_SHORT TASK_. Check each line below for the word "label" and give the number of lines that have it, nothing more.

— BEGIN DATA EXCERPTS —

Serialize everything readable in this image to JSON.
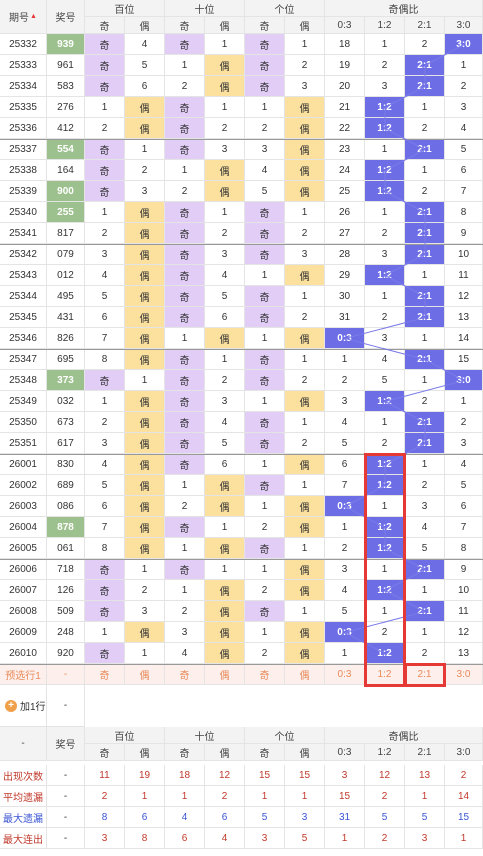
{
  "header": {
    "period": "期号",
    "award": "奖号",
    "groups": [
      "百位",
      "十位",
      "个位",
      "奇偶比"
    ],
    "odd": "奇",
    "even": "偶",
    "ratios": [
      "0:3",
      "1:2",
      "2:1",
      "3:0"
    ]
  },
  "colors": {
    "odd": "#e2cdf7",
    "even": "#fbe09e",
    "hit": "#6d6de6",
    "award": "#9dc18e",
    "box": "#e53935"
  },
  "rows": [
    {
      "p": "25332",
      "a": "939",
      "g": true,
      "h": [
        "o",
        4
      ],
      "t": [
        "o",
        1
      ],
      "u": [
        "o",
        1
      ],
      "r": [
        18,
        1,
        2,
        "3:0"
      ]
    },
    {
      "p": "25333",
      "a": "961",
      "g": false,
      "h": [
        "o",
        5
      ],
      "t": [
        1,
        "e"
      ],
      "u": [
        "o",
        2
      ],
      "r": [
        19,
        2,
        "2:1",
        1
      ]
    },
    {
      "p": "25334",
      "a": "583",
      "g": false,
      "h": [
        "o",
        6
      ],
      "t": [
        2,
        "e"
      ],
      "u": [
        "o",
        3
      ],
      "r": [
        20,
        3,
        "2:1",
        2
      ]
    },
    {
      "p": "25335",
      "a": "276",
      "g": false,
      "h": [
        1,
        "e"
      ],
      "t": [
        "o",
        1
      ],
      "u": [
        1,
        "e"
      ],
      "r": [
        21,
        "1:2",
        1,
        3
      ]
    },
    {
      "p": "25336",
      "a": "412",
      "g": false,
      "h": [
        2,
        "e"
      ],
      "t": [
        "o",
        2
      ],
      "u": [
        2,
        "e"
      ],
      "r": [
        22,
        "1:2",
        2,
        4
      ]
    },
    {
      "p": "25337",
      "a": "554",
      "g": true,
      "h": [
        "o",
        1
      ],
      "t": [
        "o",
        3
      ],
      "u": [
        3,
        "e"
      ],
      "r": [
        23,
        1,
        "2:1",
        5
      ]
    },
    {
      "p": "25338",
      "a": "164",
      "g": false,
      "h": [
        "o",
        2
      ],
      "t": [
        1,
        "e"
      ],
      "u": [
        4,
        "e"
      ],
      "r": [
        24,
        "1:2",
        1,
        6
      ]
    },
    {
      "p": "25339",
      "a": "900",
      "g": true,
      "h": [
        "o",
        3
      ],
      "t": [
        2,
        "e"
      ],
      "u": [
        5,
        "e"
      ],
      "r": [
        25,
        "1:2",
        2,
        7
      ]
    },
    {
      "p": "25340",
      "a": "255",
      "g": true,
      "h": [
        1,
        "e"
      ],
      "t": [
        "o",
        1
      ],
      "u": [
        "o",
        1
      ],
      "r": [
        26,
        1,
        "2:1",
        8
      ]
    },
    {
      "p": "25341",
      "a": "817",
      "g": false,
      "h": [
        2,
        "e"
      ],
      "t": [
        "o",
        2
      ],
      "u": [
        "o",
        2
      ],
      "r": [
        27,
        2,
        "2:1",
        9
      ]
    },
    {
      "p": "25342",
      "a": "079",
      "g": false,
      "h": [
        3,
        "e"
      ],
      "t": [
        "o",
        3
      ],
      "u": [
        "o",
        3
      ],
      "r": [
        28,
        3,
        "2:1",
        10
      ]
    },
    {
      "p": "25343",
      "a": "012",
      "g": false,
      "h": [
        4,
        "e"
      ],
      "t": [
        "o",
        4
      ],
      "u": [
        1,
        "e"
      ],
      "r": [
        29,
        "1:2",
        1,
        11
      ]
    },
    {
      "p": "25344",
      "a": "495",
      "g": false,
      "h": [
        5,
        "e"
      ],
      "t": [
        "o",
        5
      ],
      "u": [
        "o",
        1
      ],
      "r": [
        30,
        1,
        "2:1",
        12
      ]
    },
    {
      "p": "25345",
      "a": "431",
      "g": false,
      "h": [
        6,
        "e"
      ],
      "t": [
        "o",
        6
      ],
      "u": [
        "o",
        2
      ],
      "r": [
        31,
        2,
        "2:1",
        13
      ]
    },
    {
      "p": "25346",
      "a": "826",
      "g": false,
      "h": [
        7,
        "e"
      ],
      "t": [
        1,
        "e"
      ],
      "u": [
        1,
        "e"
      ],
      "r": [
        "0:3",
        3,
        1,
        14
      ]
    },
    {
      "p": "25347",
      "a": "695",
      "g": false,
      "h": [
        8,
        "e"
      ],
      "t": [
        "o",
        1
      ],
      "u": [
        "o",
        1
      ],
      "r": [
        1,
        4,
        "2:1",
        15
      ]
    },
    {
      "p": "25348",
      "a": "373",
      "g": true,
      "h": [
        "o",
        1
      ],
      "t": [
        "o",
        2
      ],
      "u": [
        "o",
        2
      ],
      "r": [
        2,
        5,
        1,
        "3:0"
      ]
    },
    {
      "p": "25349",
      "a": "032",
      "g": false,
      "h": [
        1,
        "e"
      ],
      "t": [
        "o",
        3
      ],
      "u": [
        1,
        "e"
      ],
      "r": [
        3,
        "1:2",
        2,
        1
      ]
    },
    {
      "p": "25350",
      "a": "673",
      "g": false,
      "h": [
        2,
        "e"
      ],
      "t": [
        "o",
        4
      ],
      "u": [
        "o",
        1
      ],
      "r": [
        4,
        1,
        "2:1",
        2
      ]
    },
    {
      "p": "25351",
      "a": "617",
      "g": false,
      "h": [
        3,
        "e"
      ],
      "t": [
        "o",
        5
      ],
      "u": [
        "o",
        2
      ],
      "r": [
        5,
        2,
        "2:1",
        3
      ]
    },
    {
      "p": "26001",
      "a": "830",
      "g": false,
      "h": [
        4,
        "e"
      ],
      "t": [
        "o",
        6
      ],
      "u": [
        1,
        "e"
      ],
      "r": [
        6,
        "1:2",
        1,
        4
      ]
    },
    {
      "p": "26002",
      "a": "689",
      "g": false,
      "h": [
        5,
        "e"
      ],
      "t": [
        1,
        "e"
      ],
      "u": [
        "o",
        1
      ],
      "r": [
        7,
        "1:2",
        2,
        5
      ]
    },
    {
      "p": "26003",
      "a": "086",
      "g": false,
      "h": [
        6,
        "e"
      ],
      "t": [
        2,
        "e"
      ],
      "u": [
        1,
        "e"
      ],
      "r": [
        "0:3",
        1,
        3,
        6
      ]
    },
    {
      "p": "26004",
      "a": "878",
      "g": true,
      "h": [
        7,
        "e"
      ],
      "t": [
        "o",
        1
      ],
      "u": [
        2,
        "e"
      ],
      "r": [
        1,
        "1:2",
        4,
        7
      ]
    },
    {
      "p": "26005",
      "a": "061",
      "g": false,
      "h": [
        8,
        "e"
      ],
      "t": [
        1,
        "e"
      ],
      "u": [
        "o",
        1
      ],
      "r": [
        2,
        "1:2",
        5,
        8
      ]
    },
    {
      "p": "26006",
      "a": "718",
      "g": false,
      "h": [
        "o",
        1
      ],
      "t": [
        "o",
        1
      ],
      "u": [
        1,
        "e"
      ],
      "r": [
        3,
        1,
        "2:1",
        9
      ]
    },
    {
      "p": "26007",
      "a": "126",
      "g": false,
      "h": [
        "o",
        2
      ],
      "t": [
        1,
        "e"
      ],
      "u": [
        2,
        "e"
      ],
      "r": [
        4,
        "1:2",
        1,
        10
      ]
    },
    {
      "p": "26008",
      "a": "509",
      "g": false,
      "h": [
        "o",
        3
      ],
      "t": [
        2,
        "e"
      ],
      "u": [
        "o",
        1
      ],
      "r": [
        5,
        1,
        "2:1",
        11
      ]
    },
    {
      "p": "26009",
      "a": "248",
      "g": false,
      "h": [
        1,
        "e"
      ],
      "t": [
        3,
        "e"
      ],
      "u": [
        1,
        "e"
      ],
      "r": [
        "0:3",
        2,
        1,
        12
      ]
    },
    {
      "p": "26010",
      "a": "920",
      "g": false,
      "h": [
        "o",
        1
      ],
      "t": [
        4,
        "e"
      ],
      "u": [
        2,
        "e"
      ],
      "r": [
        1,
        "1:2",
        2,
        13
      ]
    }
  ],
  "predict": {
    "label": "预选行1",
    "award": "-",
    "cells": [
      "奇",
      "偶",
      "奇",
      "偶",
      "奇",
      "偶",
      "0:3",
      "1:2",
      "2:1",
      "3:0"
    ]
  },
  "add_row": {
    "label": "加1行",
    "value": "-"
  },
  "footer": {
    "dash": "-",
    "award": "奖号",
    "stats": [
      {
        "label": "出现次数",
        "award": "-",
        "vals": [
          11,
          19,
          18,
          12,
          15,
          15,
          3,
          12,
          13,
          2
        ],
        "cls": "st1"
      },
      {
        "label": "平均遗漏",
        "award": "-",
        "vals": [
          2,
          1,
          1,
          2,
          1,
          1,
          15,
          2,
          1,
          14
        ],
        "cls": "st1"
      },
      {
        "label": "最大遗漏",
        "award": "-",
        "vals": [
          8,
          6,
          4,
          6,
          5,
          3,
          31,
          5,
          5,
          15
        ],
        "cls": "st2"
      },
      {
        "label": "最大连出",
        "award": "-",
        "vals": [
          3,
          8,
          6,
          4,
          3,
          5,
          1,
          2,
          3,
          1
        ],
        "cls": "st1"
      }
    ]
  }
}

— END DATA EXCERPTS —

_RESPONSE BELOW_. 6